--- Begin ---

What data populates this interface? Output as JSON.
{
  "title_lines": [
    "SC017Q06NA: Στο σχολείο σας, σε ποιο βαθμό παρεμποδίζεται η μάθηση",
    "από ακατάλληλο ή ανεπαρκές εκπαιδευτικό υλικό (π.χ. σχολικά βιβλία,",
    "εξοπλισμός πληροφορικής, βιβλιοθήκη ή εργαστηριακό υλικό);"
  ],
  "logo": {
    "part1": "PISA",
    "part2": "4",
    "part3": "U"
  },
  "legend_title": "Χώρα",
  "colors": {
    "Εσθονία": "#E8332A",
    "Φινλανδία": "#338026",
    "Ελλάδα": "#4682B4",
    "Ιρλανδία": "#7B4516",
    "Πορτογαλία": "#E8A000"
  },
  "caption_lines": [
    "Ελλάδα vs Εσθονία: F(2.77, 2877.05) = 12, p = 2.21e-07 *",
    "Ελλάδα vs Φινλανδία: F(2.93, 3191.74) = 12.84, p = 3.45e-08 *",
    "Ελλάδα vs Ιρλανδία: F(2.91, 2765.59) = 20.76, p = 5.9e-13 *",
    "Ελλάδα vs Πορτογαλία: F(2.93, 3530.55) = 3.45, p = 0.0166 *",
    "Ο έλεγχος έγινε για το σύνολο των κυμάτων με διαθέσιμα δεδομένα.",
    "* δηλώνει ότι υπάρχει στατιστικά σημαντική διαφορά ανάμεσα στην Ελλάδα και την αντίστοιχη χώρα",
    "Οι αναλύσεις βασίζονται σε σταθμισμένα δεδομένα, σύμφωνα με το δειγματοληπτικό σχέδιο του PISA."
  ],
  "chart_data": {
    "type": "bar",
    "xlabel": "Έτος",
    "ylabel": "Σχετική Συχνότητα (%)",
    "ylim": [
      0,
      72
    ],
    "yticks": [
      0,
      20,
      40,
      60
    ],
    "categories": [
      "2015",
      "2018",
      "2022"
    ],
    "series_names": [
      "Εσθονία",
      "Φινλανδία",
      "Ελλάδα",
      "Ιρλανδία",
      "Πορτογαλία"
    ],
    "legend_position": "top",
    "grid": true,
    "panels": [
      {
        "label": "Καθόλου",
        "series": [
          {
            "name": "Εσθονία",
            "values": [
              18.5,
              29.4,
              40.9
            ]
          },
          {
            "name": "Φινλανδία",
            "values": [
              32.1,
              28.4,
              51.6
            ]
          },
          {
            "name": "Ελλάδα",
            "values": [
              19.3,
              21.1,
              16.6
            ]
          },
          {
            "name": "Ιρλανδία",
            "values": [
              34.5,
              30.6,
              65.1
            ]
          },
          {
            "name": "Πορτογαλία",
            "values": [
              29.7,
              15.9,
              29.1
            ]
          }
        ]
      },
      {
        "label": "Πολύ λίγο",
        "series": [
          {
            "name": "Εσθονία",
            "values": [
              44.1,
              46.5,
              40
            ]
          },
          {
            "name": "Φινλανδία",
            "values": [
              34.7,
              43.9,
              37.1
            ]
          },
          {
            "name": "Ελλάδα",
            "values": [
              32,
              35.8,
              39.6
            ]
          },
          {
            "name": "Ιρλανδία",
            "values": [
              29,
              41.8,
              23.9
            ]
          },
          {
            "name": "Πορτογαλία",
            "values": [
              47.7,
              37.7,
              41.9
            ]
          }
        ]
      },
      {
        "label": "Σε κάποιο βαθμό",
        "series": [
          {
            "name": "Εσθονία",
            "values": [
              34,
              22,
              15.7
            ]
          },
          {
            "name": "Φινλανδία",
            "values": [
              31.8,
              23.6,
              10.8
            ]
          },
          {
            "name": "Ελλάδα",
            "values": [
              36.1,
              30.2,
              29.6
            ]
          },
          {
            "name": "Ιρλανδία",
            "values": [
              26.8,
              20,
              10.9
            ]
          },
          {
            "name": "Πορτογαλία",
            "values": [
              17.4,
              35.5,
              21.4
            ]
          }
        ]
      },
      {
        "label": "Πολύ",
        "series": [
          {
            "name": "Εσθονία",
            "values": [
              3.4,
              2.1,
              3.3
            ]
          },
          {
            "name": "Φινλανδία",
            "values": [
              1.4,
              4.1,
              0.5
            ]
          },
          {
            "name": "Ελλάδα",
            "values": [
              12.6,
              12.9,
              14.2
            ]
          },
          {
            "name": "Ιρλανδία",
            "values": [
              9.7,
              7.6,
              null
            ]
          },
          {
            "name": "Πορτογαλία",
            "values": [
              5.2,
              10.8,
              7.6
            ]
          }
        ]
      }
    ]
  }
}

--- End ---

Go through the records and gather the lines that hold "βαθμό".

TASK RESPONSE:
    "SC017Q06NA: Στο σχολείο σας, σε ποιο βαθμό παρεμποδίζεται η μάθηση",
        "label": "Σε κάποιο βαθμό",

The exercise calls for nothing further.